### Aim
Print the listing that follows, character for character.

──────────────────────────────

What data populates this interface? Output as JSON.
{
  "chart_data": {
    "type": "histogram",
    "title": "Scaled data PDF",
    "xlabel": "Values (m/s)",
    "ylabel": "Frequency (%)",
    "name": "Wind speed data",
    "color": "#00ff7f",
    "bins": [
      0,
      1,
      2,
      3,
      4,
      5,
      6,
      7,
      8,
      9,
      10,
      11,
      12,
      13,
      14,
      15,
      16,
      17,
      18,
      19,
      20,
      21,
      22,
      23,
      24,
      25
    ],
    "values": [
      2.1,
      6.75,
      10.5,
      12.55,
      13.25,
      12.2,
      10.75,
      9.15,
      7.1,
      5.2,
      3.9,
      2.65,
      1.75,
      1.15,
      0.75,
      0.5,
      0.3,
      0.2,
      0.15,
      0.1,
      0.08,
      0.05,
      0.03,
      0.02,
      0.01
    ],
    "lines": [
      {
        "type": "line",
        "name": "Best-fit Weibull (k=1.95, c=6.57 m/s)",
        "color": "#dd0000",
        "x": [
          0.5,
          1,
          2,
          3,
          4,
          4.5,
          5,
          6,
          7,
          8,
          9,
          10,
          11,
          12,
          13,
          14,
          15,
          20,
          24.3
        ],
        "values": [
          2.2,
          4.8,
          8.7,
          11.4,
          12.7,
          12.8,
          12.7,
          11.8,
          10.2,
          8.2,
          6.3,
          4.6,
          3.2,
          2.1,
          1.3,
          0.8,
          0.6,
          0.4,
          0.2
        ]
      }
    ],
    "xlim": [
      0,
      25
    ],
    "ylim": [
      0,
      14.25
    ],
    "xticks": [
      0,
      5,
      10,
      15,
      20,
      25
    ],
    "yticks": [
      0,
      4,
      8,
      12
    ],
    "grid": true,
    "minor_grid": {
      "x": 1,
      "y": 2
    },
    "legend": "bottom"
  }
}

──────────────────────────────

### Final result
What data populates this interface? Output as JSON.
{
  "chart_data": {
    "type": "histogram",
    "title": "Scaled data PDF",
    "xlabel": "Values (m/s)",
    "ylabel": "Frequency (%)",
    "name": "Wind speed data",
    "color": "#00ff7f",
    "bins": [
      0,
      1,
      2,
      3,
      4,
      5,
      6,
      7,
      8,
      9,
      10,
      11,
      12,
      13,
      14,
      15,
      16,
      17,
      18,
      19,
      20,
      21,
      22,
      23,
      24,
      25
    ],
    "values": [
      2.1,
      6.75,
      10.5,
      12.55,
      13.25,
      12.2,
      10.75,
      9.15,
      7.1,
      5.2,
      3.9,
      2.65,
      1.75,
      1.15,
      0.75,
      0.5,
      0.3,
      0.2,
      0.15,
      0.1,
      0.08,
      0.05,
      0.03,
      0.02,
      0.01
    ],
    "lines": [
      {
        "type": "line",
        "name": "Best-fit Weibull (k=1.95, c=6.57 m/s)",
        "color": "#dd0000",
        "x": [
          0.5,
          1,
          2,
          3,
          4,
          4.5,
          5,
          6,
          7,
          8,
          9,
          10,
          11,
          12,
          13,
          14,
          15,
          20,
          24.3
        ],
        "values": [
          2.2,
          4.8,
          8.7,
          11.4,
          12.7,
          12.8,
          12.7,
          11.8,
          10.2,
          8.2,
          6.3,
          4.6,
          3.2,
          2.1,
          1.3,
          0.8,
          0.6,
          0.4,
          0.2
        ]
      }
    ],
    "xlim": [
      0,
      25
    ],
    "ylim": [
      0,
      14.25
    ],
    "xticks": [
      0,
      5,
      10,
      15,
      20,
      25
    ],
    "yticks": [
      0,
      4,
      8,
      12
    ],
    "grid": true,
    "minor_grid": {
      "x": 1,
      "y": 2
    },
    "legend": "bottom"
  }
}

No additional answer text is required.